*WHAT YOU SHOULD DO*
Type out every line below exactly as it reads.

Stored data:
━━━

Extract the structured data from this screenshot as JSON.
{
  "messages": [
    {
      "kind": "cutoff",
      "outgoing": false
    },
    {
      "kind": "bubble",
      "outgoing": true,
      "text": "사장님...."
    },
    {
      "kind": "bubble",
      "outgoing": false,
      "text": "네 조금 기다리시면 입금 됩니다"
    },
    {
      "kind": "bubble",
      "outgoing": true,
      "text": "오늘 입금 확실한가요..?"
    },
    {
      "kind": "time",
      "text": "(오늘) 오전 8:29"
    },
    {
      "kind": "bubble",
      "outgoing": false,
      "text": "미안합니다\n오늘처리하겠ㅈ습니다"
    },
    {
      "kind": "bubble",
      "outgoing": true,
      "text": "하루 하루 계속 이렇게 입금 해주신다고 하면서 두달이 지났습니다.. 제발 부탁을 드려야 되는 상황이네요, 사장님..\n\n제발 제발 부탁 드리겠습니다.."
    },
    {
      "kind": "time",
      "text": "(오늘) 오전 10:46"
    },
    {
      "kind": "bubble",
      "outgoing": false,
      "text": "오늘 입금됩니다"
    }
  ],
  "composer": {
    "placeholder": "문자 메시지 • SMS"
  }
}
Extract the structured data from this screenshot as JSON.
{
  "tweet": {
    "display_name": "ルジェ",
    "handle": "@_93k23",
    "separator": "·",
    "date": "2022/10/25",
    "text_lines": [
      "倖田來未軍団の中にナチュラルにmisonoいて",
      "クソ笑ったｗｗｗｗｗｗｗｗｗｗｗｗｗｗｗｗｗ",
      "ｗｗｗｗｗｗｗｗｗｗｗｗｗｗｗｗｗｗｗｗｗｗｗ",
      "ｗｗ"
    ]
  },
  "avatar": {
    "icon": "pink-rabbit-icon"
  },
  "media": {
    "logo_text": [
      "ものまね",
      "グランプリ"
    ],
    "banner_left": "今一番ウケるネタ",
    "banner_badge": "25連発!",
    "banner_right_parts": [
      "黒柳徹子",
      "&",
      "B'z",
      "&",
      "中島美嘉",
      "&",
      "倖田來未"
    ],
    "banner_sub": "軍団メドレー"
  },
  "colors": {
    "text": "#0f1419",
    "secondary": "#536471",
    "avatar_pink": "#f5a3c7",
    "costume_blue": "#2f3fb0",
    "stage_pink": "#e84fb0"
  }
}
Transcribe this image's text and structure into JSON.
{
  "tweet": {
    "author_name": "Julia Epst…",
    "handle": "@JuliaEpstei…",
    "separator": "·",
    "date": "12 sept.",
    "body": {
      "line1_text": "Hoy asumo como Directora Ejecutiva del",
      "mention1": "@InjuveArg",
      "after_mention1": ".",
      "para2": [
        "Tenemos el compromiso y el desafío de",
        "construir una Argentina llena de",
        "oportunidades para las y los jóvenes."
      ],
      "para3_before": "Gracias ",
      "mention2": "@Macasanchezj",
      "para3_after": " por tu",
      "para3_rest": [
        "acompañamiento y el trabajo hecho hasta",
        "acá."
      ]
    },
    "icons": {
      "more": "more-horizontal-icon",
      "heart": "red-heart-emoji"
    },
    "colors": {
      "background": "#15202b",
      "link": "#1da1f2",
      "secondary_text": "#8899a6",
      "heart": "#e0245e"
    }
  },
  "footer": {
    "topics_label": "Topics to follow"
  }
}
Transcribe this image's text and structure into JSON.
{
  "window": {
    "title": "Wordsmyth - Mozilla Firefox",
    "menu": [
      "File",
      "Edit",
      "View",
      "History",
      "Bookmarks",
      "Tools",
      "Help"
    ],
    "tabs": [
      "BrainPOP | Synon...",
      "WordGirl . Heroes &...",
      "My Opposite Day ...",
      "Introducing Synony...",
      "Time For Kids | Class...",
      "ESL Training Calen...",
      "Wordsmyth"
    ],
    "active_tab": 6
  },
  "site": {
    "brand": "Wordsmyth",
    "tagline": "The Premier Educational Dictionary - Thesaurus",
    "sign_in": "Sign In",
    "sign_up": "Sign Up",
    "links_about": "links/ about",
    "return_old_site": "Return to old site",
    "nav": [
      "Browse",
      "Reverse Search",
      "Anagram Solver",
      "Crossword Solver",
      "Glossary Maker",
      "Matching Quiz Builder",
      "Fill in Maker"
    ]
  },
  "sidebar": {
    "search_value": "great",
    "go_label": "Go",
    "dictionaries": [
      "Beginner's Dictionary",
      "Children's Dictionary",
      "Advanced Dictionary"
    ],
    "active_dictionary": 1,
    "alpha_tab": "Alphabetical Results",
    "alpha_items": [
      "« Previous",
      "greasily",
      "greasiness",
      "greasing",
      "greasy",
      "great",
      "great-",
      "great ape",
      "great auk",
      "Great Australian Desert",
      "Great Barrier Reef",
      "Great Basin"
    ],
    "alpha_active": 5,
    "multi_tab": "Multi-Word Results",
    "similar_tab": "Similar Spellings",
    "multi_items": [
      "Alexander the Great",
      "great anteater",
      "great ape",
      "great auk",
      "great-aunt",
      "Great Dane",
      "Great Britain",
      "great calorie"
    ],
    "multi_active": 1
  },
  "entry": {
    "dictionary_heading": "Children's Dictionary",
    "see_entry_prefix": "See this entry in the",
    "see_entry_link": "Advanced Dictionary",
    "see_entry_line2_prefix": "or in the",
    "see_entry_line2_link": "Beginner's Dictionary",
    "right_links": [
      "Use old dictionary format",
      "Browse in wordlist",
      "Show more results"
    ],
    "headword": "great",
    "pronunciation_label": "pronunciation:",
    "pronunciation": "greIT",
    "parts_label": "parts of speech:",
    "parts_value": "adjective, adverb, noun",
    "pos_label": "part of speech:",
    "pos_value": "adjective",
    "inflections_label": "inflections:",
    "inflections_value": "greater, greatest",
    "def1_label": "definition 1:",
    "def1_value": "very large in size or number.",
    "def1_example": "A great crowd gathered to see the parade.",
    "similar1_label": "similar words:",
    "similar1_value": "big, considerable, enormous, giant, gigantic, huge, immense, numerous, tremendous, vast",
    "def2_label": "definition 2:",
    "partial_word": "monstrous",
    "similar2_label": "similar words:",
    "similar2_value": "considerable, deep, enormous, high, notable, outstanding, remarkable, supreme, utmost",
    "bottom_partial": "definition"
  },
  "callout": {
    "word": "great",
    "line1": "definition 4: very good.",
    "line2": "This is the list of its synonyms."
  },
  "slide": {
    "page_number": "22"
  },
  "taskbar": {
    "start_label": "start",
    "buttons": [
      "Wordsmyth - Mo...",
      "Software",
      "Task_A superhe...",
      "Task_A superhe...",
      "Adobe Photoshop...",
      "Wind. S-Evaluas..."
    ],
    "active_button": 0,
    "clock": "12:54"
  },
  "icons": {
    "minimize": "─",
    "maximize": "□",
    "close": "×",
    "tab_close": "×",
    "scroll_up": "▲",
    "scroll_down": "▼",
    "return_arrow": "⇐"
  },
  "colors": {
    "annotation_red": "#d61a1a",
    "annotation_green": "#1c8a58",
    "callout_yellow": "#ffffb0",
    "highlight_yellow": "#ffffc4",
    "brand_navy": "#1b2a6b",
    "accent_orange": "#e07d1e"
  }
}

━━━

*THE OUTPUT*
Extract the structured data from this screenshot as JSON.
{
  "messages": [
    {
      "kind": "cutoff",
      "outgoing": false
    },
    {
      "kind": "bubble",
      "outgoing": true,
      "text": "사장님...."
    },
    {
      "kind": "bubble",
      "outgoing": false,
      "text": "네 조금 기다리시면 입금 됩니다"
    },
    {
      "kind": "bubble",
      "outgoing": true,
      "text": "오늘 입금 확실한가요..?"
    },
    {
      "kind": "time",
      "text": "(오늘) 오전 8:29"
    },
    {
      "kind": "bubble",
      "outgoing": false,
      "text": "미안합니다\n오늘처리하겠ㅈ습니다"
    },
    {
      "kind": "bubble",
      "outgoing": true,
      "text": "하루 하루 계속 이렇게 입금 해주신다고 하면서 두달이 지났습니다.. 제발 부탁을 드려야 되는 상황이네요, 사장님..\n\n제발 제발 부탁 드리겠습니다.."
    },
    {
      "kind": "time",
      "text": "(오늘) 오전 10:46"
    },
    {
      "kind": "bubble",
      "outgoing": false,
      "text": "오늘 입금됩니다"
    }
  ],
  "composer": {
    "placeholder": "문자 메시지 • SMS"
  }
}
Extract the structured data from this screenshot as JSON.
{
  "tweet": {
    "display_name": "ルジェ",
    "handle": "@_93k23",
    "separator": "·",
    "date": "2022/10/25",
    "text_lines": [
      "倖田來未軍団の中にナチュラルにmisonoいて",
      "クソ笑ったｗｗｗｗｗｗｗｗｗｗｗｗｗｗｗｗｗ",
      "ｗｗｗｗｗｗｗｗｗｗｗｗｗｗｗｗｗｗｗｗｗｗｗ",
      "ｗｗ"
    ]
  },
  "avatar": {
    "icon": "pink-rabbit-icon"
  },
  "media": {
    "logo_text": [
      "ものまね",
      "グランプリ"
    ],
    "banner_left": "今一番ウケるネタ",
    "banner_badge": "25連発!",
    "banner_right_parts": [
      "黒柳徹子",
      "&",
      "B'z",
      "&",
      "中島美嘉",
      "&",
      "倖田來未"
    ],
    "banner_sub": "軍団メドレー"
  },
  "colors": {
    "text": "#0f1419",
    "secondary": "#536471",
    "avatar_pink": "#f5a3c7",
    "costume_blue": "#2f3fb0",
    "stage_pink": "#e84fb0"
  }
}
Transcribe this image's text and structure into JSON.
{
  "tweet": {
    "author_name": "Julia Epst…",
    "handle": "@JuliaEpstei…",
    "separator": "·",
    "date": "12 sept.",
    "body": {
      "line1_text": "Hoy asumo como Directora Ejecutiva del",
      "mention1": "@InjuveArg",
      "after_mention1": ".",
      "para2": [
        "Tenemos el compromiso y el desafío de",
        "construir una Argentina llena de",
        "oportunidades para las y los jóvenes."
      ],
      "para3_before": "Gracias ",
      "mention2": "@Macasanchezj",
      "para3_after": " por tu",
      "para3_rest": [
        "acompañamiento y el trabajo hecho hasta",
        "acá."
      ]
    },
    "icons": {
      "more": "more-horizontal-icon",
      "heart": "red-heart-emoji"
    },
    "colors": {
      "background": "#15202b",
      "link": "#1da1f2",
      "secondary_text": "#8899a6",
      "heart": "#e0245e"
    }
  },
  "footer": {
    "topics_label": "Topics to follow"
  }
}
Transcribe this image's text and structure into JSON.
{
  "window": {
    "title": "Wordsmyth - Mozilla Firefox",
    "menu": [
      "File",
      "Edit",
      "View",
      "History",
      "Bookmarks",
      "Tools",
      "Help"
    ],
    "tabs": [
      "BrainPOP | Synon...",
      "WordGirl . Heroes &...",
      "My Opposite Day ...",
      "Introducing Synony...",
      "Time For Kids | Class...",
      "ESL Training Calen...",
      "Wordsmyth"
    ],
    "active_tab": 6
  },
  "site": {
    "brand": "Wordsmyth",
    "tagline": "The Premier Educational Dictionary - Thesaurus",
    "sign_in": "Sign In",
    "sign_up": "Sign Up",
    "links_about": "links/ about",
    "return_old_site": "Return to old site",
    "nav": [
      "Browse",
      "Reverse Search",
      "Anagram Solver",
      "Crossword Solver",
      "Glossary Maker",
      "Matching Quiz Builder",
      "Fill in Maker"
    ]
  },
  "sidebar": {
    "search_value": "great",
    "go_label": "Go",
    "dictionaries": [
      "Beginner's Dictionary",
      "Children's Dictionary",
      "Advanced Dictionary"
    ],
    "active_dictionary": 1,
    "alpha_tab": "Alphabetical Results",
    "alpha_items": [
      "« Previous",
      "greasily",
      "greasiness",
      "greasing",
      "greasy",
      "great",
      "great-",
      "great ape",
      "great auk",
      "Great Australian Desert",
      "Great Barrier Reef",
      "Great Basin"
    ],
    "alpha_active": 5,
    "multi_tab": "Multi-Word Results",
    "similar_tab": "Similar Spellings",
    "multi_items": [
      "Alexander the Great",
      "great anteater",
      "great ape",
      "great auk",
      "great-aunt",
      "Great Dane",
      "Great Britain",
      "great calorie"
    ],
    "multi_active": 1
  },
  "entry": {
    "dictionary_heading": "Children's Dictionary",
    "see_entry_prefix": "See this entry in the",
    "see_entry_link": "Advanced Dictionary",
    "see_entry_line2_prefix": "or in the",
    "see_entry_line2_link": "Beginner's Dictionary",
    "right_links": [
      "Use old dictionary format",
      "Browse in wordlist",
      "Show more results"
    ],
    "headword": "great",
    "pronunciation_label": "pronunciation:",
    "pronunciation": "greIT",
    "parts_label": "parts of speech:",
    "parts_value": "adjective, adverb, noun",
    "pos_label": "part of speech:",
    "pos_value": "adjective",
    "inflections_label": "inflections:",
    "inflections_value": "greater, greatest",
    "def1_label": "definition 1:",
    "def1_value": "very large in size or number.",
    "def1_example": "A great crowd gathered to see the parade.",
    "similar1_label": "similar words:",
    "similar1_value": "big, considerable, enormous, giant, gigantic, huge, immense, numerous, tremendous, vast",
    "def2_label": "definition 2:",
    "partial_word": "monstrous",
    "similar2_label": "similar words:",
    "similar2_value": "considerable, deep, enormous, high, notable, outstanding, remarkable, supreme, utmost",
    "bottom_partial": "definition"
  },
  "callout": {
    "word": "great",
    "line1": "definition 4: very good.",
    "line2": "This is the list of its synonyms."
  },
  "slide": {
    "page_number": "22"
  },
  "taskbar": {
    "start_label": "start",
    "buttons": [
      "Wordsmyth - Mo...",
      "Software",
      "Task_A superhe...",
      "Task_A superhe...",
      "Adobe Photoshop...",
      "Wind. S-Evaluas..."
    ],
    "active_button": 0,
    "clock": "12:54"
  },
  "icons": {
    "minimize": "─",
    "maximize": "□",
    "close": "×",
    "tab_close": "×",
    "scroll_up": "▲",
    "scroll_down": "▼",
    "return_arrow": "⇐"
  },
  "colors": {
    "annotation_red": "#d61a1a",
    "annotation_green": "#1c8a58",
    "callout_yellow": "#ffffb0",
    "highlight_yellow": "#ffffc4",
    "brand_navy": "#1b2a6b",
    "accent_orange": "#e07d1e"
  }
}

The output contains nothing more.